■ Exercise:
Output every line below exactly.

■ Material for this exercise:
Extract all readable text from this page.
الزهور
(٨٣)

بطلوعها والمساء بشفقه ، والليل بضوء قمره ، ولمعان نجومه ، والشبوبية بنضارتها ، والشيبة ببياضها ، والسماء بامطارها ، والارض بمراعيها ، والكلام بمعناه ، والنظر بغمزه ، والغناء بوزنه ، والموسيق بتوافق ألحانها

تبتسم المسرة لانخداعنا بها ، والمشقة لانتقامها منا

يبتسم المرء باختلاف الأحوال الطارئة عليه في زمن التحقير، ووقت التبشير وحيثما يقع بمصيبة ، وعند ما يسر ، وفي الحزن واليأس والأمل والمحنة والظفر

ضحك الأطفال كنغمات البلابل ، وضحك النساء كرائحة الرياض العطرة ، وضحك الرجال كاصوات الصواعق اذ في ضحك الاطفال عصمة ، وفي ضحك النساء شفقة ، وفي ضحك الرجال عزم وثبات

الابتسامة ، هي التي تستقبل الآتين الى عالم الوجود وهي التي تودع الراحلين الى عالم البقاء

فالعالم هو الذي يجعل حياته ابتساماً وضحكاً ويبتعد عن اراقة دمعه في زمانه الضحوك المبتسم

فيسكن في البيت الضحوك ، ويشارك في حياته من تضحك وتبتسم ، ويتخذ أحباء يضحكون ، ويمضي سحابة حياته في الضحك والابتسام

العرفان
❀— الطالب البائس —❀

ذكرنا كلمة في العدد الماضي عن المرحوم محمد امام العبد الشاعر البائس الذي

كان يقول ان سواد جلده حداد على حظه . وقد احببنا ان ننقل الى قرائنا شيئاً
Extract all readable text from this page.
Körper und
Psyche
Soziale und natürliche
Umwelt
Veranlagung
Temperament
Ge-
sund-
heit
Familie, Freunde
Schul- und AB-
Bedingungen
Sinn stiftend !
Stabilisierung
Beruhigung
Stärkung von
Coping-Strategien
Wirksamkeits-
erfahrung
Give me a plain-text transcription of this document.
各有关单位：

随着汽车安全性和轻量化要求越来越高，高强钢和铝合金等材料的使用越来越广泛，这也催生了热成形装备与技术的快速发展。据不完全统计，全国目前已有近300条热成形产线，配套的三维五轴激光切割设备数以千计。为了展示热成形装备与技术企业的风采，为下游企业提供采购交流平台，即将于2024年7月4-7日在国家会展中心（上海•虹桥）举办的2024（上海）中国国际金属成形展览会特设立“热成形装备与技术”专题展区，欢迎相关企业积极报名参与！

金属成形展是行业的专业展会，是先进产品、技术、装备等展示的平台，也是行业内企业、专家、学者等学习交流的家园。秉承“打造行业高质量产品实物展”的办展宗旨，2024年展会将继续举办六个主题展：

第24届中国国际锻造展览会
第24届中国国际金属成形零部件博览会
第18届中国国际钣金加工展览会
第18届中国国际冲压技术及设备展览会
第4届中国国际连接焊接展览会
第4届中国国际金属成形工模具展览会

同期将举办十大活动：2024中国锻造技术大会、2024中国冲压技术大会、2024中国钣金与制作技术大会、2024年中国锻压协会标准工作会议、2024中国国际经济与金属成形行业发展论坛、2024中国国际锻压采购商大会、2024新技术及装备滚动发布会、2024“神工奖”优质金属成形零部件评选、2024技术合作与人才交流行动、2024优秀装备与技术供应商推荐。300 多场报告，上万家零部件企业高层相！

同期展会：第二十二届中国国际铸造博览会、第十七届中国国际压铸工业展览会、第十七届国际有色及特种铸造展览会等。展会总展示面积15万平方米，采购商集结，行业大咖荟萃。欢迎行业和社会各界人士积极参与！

■ Exercise solution:
Extract all readable text from this page.
الزهور
(٨٣)

بطلوعها والمساء بشفقه ، والليل بضوء قمره ، ولمعان نجومه ، والشبوبية بنضارتها ، والشيبة ببياضها ، والسماء بامطارها ، والارض بمراعيها ، والكلام بمعناه ، والنظر بغمزه ، والغناء بوزنه ، والموسيق بتوافق ألحانها

تبتسم المسرة لانخداعنا بها ، والمشقة لانتقامها منا

يبتسم المرء باختلاف الأحوال الطارئة عليه في زمن التحقير، ووقت التبشير وحيثما يقع بمصيبة ، وعند ما يسر ، وفي الحزن واليأس والأمل والمحنة والظفر

ضحك الأطفال كنغمات البلابل ، وضحك النساء كرائحة الرياض العطرة ، وضحك الرجال كاصوات الصواعق اذ في ضحك الاطفال عصمة ، وفي ضحك النساء شفقة ، وفي ضحك الرجال عزم وثبات

الابتسامة ، هي التي تستقبل الآتين الى عالم الوجود وهي التي تودع الراحلين الى عالم البقاء

فالعالم هو الذي يجعل حياته ابتساماً وضحكاً ويبتعد عن اراقة دمعه في زمانه الضحوك المبتسم

فيسكن في البيت الضحوك ، ويشارك في حياته من تضحك وتبتسم ، ويتخذ أحباء يضحكون ، ويمضي سحابة حياته في الضحك والابتسام

العرفان
❀— الطالب البائس —❀

ذكرنا كلمة في العدد الماضي عن المرحوم محمد امام العبد الشاعر البائس الذي

كان يقول ان سواد جلده حداد على حظه . وقد احببنا ان ننقل الى قرائنا شيئاً
Extract all readable text from this page.
Körper und
Psyche
Soziale und natürliche
Umwelt
Veranlagung
Temperament
Ge-
sund-
heit
Familie, Freunde
Schul- und AB-
Bedingungen
Sinn stiftend !
Stabilisierung
Beruhigung
Stärkung von
Coping-Strategien
Wirksamkeits-
erfahrung
Give me a plain-text transcription of this document.
各有关单位：

随着汽车安全性和轻量化要求越来越高，高强钢和铝合金等材料的使用越来越广泛，这也催生了热成形装备与技术的快速发展。据不完全统计，全国目前已有近300条热成形产线，配套的三维五轴激光切割设备数以千计。为了展示热成形装备与技术企业的风采，为下游企业提供采购交流平台，即将于2024年7月4-7日在国家会展中心（上海•虹桥）举办的2024（上海）中国国际金属成形展览会特设立“热成形装备与技术”专题展区，欢迎相关企业积极报名参与！

金属成形展是行业的专业展会，是先进产品、技术、装备等展示的平台，也是行业内企业、专家、学者等学习交流的家园。秉承“打造行业高质量产品实物展”的办展宗旨，2024年展会将继续举办六个主题展：

第24届中国国际锻造展览会
第24届中国国际金属成形零部件博览会
第18届中国国际钣金加工展览会
第18届中国国际冲压技术及设备展览会
第4届中国国际连接焊接展览会
第4届中国国际金属成形工模具展览会

同期将举办十大活动：2024中国锻造技术大会、2024中国冲压技术大会、2024中国钣金与制作技术大会、2024年中国锻压协会标准工作会议、2024中国国际经济与金属成形行业发展论坛、2024中国国际锻压采购商大会、2024新技术及装备滚动发布会、2024“神工奖”优质金属成形零部件评选、2024技术合作与人才交流行动、2024优秀装备与技术供应商推荐。300 多场报告，上万家零部件企业高层相！

同期展会：第二十二届中国国际铸造博览会、第十七届中国国际压铸工业展览会、第十七届国际有色及特种铸造展览会等。展会总展示面积15万平方米，采购商集结，行业大咖荟萃。欢迎行业和社会各界人士积极参与！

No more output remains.